=== RECORDS TO USE ===

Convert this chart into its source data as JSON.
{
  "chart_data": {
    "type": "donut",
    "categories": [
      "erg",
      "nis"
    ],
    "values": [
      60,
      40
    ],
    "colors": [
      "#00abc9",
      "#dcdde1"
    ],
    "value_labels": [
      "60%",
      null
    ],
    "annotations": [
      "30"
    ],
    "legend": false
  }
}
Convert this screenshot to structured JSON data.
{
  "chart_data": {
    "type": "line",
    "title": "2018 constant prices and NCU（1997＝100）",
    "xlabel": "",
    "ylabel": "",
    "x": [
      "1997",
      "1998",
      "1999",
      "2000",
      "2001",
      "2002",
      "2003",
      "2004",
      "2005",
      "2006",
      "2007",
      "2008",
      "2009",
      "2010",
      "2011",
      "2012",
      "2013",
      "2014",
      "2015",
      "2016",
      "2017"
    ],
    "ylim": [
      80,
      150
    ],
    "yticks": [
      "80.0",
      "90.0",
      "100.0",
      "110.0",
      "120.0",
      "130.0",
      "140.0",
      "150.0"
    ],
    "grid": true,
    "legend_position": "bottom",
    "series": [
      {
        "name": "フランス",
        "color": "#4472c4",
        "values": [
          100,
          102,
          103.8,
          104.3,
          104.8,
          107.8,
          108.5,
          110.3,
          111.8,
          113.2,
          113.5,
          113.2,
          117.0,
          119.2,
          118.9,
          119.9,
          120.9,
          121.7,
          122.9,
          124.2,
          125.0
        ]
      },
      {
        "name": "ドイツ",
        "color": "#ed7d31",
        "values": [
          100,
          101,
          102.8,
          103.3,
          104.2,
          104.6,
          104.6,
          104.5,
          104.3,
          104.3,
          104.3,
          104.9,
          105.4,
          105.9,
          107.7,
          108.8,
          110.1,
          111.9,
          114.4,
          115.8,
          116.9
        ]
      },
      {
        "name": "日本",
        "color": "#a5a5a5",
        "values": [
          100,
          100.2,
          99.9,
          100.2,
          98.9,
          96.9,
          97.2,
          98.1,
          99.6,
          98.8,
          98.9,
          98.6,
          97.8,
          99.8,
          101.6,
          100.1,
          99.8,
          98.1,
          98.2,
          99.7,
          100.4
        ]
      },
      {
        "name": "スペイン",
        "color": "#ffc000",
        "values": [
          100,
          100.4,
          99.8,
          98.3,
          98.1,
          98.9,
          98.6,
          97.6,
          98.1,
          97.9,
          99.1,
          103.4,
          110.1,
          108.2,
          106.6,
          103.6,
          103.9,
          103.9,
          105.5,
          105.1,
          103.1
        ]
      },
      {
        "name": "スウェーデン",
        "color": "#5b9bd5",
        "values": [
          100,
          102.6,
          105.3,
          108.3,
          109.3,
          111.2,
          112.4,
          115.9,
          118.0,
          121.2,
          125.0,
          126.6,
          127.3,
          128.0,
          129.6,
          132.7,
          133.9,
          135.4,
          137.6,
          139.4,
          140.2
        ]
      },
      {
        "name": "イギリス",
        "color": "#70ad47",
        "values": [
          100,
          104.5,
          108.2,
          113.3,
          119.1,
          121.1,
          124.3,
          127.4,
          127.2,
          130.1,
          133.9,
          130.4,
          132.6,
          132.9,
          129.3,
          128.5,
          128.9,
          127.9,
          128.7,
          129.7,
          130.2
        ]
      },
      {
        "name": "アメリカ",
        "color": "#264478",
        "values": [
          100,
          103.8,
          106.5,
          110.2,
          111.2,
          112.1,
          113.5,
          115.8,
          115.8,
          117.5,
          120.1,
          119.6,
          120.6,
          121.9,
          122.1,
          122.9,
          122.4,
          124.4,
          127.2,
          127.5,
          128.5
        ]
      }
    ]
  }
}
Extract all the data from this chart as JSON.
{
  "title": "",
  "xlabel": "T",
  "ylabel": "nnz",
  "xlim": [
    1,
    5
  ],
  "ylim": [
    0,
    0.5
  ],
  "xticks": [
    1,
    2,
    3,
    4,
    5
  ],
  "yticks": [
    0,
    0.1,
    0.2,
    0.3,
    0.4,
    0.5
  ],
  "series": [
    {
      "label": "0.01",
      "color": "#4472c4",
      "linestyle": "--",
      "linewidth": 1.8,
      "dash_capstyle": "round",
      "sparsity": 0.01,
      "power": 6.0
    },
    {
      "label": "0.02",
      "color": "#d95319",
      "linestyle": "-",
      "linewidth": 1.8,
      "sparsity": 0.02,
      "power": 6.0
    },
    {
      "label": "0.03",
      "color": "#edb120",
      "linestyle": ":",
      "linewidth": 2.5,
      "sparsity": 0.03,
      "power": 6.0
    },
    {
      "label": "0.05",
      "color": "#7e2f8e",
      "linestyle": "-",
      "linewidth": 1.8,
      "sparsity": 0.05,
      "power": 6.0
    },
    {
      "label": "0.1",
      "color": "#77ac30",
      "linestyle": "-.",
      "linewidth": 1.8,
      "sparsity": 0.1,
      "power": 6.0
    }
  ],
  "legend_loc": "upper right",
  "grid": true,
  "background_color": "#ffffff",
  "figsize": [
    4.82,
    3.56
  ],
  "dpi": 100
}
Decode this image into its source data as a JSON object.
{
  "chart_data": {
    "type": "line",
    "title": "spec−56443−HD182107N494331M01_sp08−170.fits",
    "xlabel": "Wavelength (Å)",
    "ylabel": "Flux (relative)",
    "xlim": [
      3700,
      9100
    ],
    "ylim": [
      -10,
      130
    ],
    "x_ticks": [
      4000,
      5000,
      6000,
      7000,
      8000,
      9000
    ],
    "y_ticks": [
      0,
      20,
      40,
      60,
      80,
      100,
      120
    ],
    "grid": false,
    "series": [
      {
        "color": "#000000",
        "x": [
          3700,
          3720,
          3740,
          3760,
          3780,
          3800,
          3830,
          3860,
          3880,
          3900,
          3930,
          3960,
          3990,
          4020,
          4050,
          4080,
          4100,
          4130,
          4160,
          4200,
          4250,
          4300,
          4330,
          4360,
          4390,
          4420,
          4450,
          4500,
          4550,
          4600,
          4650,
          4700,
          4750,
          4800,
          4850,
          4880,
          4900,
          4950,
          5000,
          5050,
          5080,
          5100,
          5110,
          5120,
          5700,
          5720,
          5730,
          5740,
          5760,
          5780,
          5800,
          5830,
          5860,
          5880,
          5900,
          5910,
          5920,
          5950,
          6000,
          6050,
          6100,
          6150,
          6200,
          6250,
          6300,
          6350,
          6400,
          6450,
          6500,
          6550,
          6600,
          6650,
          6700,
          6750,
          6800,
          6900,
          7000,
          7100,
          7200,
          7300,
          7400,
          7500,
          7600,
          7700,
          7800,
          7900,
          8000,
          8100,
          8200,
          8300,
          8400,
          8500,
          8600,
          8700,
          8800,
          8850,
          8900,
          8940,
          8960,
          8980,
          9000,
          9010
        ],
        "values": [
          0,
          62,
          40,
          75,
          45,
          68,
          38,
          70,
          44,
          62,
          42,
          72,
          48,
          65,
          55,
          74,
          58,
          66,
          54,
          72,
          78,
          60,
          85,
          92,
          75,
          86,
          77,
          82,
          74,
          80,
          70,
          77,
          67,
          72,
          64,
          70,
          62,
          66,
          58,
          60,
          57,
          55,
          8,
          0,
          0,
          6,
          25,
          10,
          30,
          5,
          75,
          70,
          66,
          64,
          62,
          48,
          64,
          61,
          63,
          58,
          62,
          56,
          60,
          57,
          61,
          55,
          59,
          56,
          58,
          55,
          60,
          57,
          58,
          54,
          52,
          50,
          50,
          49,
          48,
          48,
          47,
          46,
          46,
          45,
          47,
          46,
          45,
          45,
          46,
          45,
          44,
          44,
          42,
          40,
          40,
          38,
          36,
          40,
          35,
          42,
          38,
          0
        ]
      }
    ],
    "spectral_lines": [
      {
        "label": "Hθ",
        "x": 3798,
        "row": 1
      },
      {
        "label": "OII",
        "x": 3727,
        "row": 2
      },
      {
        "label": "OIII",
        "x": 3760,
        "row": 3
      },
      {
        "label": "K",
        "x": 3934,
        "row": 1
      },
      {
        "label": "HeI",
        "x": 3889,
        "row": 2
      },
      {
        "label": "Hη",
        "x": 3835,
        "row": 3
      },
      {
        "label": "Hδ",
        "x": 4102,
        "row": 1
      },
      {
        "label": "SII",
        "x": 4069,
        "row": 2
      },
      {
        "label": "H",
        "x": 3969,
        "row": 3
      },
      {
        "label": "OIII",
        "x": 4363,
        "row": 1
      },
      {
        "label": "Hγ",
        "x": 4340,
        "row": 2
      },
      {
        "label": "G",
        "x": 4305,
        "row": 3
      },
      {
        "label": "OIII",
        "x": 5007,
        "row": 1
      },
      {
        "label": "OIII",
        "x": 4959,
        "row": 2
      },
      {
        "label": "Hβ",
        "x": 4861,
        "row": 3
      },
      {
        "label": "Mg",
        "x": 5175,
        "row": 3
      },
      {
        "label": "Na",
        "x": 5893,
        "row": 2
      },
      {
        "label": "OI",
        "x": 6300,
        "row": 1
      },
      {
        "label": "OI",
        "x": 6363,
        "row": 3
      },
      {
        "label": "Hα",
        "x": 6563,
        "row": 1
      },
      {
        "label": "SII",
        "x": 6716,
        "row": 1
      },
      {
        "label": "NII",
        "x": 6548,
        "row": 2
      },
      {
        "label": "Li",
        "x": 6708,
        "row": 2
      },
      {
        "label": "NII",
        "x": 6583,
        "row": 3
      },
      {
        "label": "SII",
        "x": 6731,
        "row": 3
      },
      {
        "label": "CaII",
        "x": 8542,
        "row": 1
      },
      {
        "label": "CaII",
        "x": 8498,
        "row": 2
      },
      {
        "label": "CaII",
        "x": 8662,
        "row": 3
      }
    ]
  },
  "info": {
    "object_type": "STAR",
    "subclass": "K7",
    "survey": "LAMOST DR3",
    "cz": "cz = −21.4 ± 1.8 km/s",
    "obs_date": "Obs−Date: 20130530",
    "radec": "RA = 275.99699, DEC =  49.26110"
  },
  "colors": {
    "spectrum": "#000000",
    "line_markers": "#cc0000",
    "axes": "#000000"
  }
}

===

→ WHAT YOU ARE ASKED TO DO: Pick out the lines containing the word "xlabel" and show them.

→ THE RESULT:
    "xlabel": "",
  "xlabel": "T",
    "xlabel": "Wavelength (Å)",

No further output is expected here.